======== INFORMATION SHOWN ========

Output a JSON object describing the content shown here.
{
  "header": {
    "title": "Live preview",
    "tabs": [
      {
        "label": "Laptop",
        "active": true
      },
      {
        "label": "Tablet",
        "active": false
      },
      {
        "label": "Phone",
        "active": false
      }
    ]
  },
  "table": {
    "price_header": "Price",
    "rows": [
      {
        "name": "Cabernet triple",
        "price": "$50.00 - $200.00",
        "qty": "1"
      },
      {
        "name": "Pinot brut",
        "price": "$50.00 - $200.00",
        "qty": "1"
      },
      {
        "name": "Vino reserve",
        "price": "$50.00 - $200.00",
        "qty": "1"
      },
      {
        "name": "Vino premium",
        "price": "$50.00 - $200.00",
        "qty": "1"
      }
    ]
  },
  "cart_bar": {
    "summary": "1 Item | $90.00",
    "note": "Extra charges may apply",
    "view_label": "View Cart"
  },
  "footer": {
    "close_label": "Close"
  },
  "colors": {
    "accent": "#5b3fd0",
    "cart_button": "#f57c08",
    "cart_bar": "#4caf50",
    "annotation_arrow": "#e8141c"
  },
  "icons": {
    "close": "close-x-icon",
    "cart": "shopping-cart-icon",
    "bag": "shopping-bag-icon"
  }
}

========
======== INFORMATION SHOWN ========

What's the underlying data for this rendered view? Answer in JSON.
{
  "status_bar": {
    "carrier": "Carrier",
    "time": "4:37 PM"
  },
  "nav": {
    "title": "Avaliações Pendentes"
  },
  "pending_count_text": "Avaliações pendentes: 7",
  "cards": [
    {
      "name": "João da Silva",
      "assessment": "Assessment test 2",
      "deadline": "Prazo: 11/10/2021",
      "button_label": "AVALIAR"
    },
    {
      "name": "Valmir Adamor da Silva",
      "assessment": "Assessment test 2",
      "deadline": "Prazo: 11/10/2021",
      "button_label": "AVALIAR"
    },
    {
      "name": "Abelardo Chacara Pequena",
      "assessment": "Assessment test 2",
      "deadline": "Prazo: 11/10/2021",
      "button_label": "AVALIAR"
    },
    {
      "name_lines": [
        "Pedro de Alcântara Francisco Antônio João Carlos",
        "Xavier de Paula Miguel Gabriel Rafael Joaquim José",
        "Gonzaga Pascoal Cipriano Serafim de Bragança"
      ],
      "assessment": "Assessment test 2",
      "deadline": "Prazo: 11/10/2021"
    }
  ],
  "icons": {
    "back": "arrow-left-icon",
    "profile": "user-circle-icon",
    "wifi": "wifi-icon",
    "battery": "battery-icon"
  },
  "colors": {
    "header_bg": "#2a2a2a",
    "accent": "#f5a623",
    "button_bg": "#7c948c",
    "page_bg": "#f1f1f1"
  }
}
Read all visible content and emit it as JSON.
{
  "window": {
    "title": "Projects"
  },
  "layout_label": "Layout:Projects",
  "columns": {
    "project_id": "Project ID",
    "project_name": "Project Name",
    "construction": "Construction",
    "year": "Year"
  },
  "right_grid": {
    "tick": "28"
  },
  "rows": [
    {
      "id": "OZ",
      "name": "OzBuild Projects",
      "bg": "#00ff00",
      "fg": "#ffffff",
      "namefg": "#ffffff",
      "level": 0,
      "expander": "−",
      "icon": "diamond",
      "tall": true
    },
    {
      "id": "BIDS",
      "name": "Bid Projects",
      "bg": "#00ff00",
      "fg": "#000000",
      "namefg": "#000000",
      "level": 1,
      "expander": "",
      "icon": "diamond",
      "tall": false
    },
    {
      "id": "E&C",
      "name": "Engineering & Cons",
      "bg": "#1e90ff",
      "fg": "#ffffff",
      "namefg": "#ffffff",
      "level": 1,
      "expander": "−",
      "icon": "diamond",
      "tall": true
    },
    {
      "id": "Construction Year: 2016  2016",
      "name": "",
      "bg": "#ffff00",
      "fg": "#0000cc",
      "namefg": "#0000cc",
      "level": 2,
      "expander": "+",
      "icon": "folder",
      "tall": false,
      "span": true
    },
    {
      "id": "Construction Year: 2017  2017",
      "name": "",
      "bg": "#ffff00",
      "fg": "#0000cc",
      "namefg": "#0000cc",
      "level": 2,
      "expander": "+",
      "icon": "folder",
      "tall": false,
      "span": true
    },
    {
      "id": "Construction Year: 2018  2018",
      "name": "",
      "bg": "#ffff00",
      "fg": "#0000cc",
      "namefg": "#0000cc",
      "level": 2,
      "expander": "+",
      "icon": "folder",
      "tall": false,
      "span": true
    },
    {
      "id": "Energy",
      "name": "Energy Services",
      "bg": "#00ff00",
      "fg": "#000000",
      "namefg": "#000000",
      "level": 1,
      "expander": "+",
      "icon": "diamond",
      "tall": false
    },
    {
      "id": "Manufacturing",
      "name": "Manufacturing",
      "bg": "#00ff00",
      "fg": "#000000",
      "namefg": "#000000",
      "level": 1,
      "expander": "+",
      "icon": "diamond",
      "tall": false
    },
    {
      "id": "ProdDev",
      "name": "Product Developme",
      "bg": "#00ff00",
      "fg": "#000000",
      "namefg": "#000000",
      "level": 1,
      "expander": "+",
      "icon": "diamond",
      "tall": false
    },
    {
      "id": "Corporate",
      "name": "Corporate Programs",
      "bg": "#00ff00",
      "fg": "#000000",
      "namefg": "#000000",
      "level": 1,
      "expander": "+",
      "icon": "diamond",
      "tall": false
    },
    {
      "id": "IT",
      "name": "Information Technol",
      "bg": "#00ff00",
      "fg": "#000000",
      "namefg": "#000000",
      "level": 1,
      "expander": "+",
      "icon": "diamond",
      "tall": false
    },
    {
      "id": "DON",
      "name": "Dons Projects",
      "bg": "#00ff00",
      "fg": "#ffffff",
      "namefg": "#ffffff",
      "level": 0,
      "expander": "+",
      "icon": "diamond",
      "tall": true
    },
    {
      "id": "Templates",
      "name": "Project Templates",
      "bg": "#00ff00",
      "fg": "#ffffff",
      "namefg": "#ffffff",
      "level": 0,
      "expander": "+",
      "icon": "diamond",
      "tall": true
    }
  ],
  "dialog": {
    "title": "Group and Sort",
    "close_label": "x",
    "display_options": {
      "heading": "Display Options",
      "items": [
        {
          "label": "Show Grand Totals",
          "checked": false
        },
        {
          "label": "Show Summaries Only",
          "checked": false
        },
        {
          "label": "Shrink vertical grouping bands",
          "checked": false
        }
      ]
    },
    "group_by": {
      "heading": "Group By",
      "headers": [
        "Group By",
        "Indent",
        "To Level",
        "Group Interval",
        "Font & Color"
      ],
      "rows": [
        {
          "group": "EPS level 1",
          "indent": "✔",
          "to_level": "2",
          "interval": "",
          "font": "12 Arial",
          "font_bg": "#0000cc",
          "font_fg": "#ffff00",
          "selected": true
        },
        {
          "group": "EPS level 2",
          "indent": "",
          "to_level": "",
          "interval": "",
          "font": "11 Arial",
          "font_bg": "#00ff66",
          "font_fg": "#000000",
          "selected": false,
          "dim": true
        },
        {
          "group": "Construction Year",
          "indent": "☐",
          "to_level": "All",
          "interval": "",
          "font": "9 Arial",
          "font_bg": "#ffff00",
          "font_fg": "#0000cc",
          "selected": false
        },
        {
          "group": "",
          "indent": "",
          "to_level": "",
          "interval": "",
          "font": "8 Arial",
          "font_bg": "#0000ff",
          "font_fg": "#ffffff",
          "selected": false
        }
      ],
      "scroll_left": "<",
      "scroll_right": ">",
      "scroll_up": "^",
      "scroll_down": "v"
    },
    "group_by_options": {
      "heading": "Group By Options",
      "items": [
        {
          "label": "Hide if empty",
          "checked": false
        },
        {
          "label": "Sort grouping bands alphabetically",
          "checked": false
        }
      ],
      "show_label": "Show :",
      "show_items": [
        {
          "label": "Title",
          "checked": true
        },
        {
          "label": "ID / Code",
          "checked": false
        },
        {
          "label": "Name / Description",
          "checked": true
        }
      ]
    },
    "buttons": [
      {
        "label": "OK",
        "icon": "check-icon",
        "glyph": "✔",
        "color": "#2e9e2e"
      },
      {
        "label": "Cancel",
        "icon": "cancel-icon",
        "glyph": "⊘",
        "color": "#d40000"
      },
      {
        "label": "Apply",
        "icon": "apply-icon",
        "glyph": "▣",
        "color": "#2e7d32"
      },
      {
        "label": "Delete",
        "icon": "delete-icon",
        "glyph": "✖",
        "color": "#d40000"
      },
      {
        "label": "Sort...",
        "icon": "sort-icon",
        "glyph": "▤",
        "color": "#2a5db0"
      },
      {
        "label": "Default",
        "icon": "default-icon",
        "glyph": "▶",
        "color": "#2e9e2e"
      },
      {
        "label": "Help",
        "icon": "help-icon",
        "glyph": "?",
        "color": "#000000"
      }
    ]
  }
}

========

YOUR GOAL:
Every line that holds the word "Manufacturing" counts once; state the total number of such lines and nothing else.

RESPONSE:
2